◆ **PROMPT**
All of the data below is to be output exactly as written.

◆ **DATA FOR ANALYSIS**
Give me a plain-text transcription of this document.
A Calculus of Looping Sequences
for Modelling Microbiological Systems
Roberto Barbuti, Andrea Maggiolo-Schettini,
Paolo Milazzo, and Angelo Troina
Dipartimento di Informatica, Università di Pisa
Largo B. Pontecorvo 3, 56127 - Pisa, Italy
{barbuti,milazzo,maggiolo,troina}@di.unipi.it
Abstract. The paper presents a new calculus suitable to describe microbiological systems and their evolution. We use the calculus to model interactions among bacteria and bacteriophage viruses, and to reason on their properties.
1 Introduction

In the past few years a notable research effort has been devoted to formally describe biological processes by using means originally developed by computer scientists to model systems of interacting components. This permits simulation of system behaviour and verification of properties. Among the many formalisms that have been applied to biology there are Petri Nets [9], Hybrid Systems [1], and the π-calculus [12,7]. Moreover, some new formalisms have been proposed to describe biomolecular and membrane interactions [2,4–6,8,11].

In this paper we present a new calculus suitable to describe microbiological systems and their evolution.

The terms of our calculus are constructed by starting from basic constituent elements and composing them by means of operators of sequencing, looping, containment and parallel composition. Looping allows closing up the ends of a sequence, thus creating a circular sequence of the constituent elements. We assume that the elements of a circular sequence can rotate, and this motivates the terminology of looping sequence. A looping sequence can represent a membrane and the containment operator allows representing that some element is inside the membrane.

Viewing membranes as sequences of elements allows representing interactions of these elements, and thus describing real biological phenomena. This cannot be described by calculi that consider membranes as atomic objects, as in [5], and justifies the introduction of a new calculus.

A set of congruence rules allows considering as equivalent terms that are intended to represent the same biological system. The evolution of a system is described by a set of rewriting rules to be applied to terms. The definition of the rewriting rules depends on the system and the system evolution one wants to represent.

◆ **SOLUTION**
Give me a plain-text transcription of this document.
A Calculus of Looping Sequences
for Modelling Microbiological Systems
Roberto Barbuti, Andrea Maggiolo-Schettini,
Paolo Milazzo, and Angelo Troina
Dipartimento di Informatica, Università di Pisa
Largo B. Pontecorvo 3, 56127 - Pisa, Italy
{barbuti,milazzo,maggiolo,troina}@di.unipi.it
Abstract. The paper presents a new calculus suitable to describe microbiological systems and their evolution. We use the calculus to model interactions among bacteria and bacteriophage viruses, and to reason on their properties.
1 Introduction

In the past few years a notable research effort has been devoted to formally describe biological processes by using means originally developed by computer scientists to model systems of interacting components. This permits simulation of system behaviour and verification of properties. Among the many formalisms that have been applied to biology there are Petri Nets [9], Hybrid Systems [1], and the π-calculus [12,7]. Moreover, some new formalisms have been proposed to describe biomolecular and membrane interactions [2,4–6,8,11].

In this paper we present a new calculus suitable to describe microbiological systems and their evolution.

The terms of our calculus are constructed by starting from basic constituent elements and composing them by means of operators of sequencing, looping, containment and parallel composition. Looping allows closing up the ends of a sequence, thus creating a circular sequence of the constituent elements. We assume that the elements of a circular sequence can rotate, and this motivates the terminology of looping sequence. A looping sequence can represent a membrane and the containment operator allows representing that some element is inside the membrane.

Viewing membranes as sequences of elements allows representing interactions of these elements, and thus describing real biological phenomena. This cannot be described by calculi that consider membranes as atomic objects, as in [5], and justifies the introduction of a new calculus.

A set of congruence rules allows considering as equivalent terms that are intended to represent the same biological system. The evolution of a system is described by a set of rewriting rules to be applied to terms. The definition of the rewriting rules depends on the system and the system evolution one wants to represent.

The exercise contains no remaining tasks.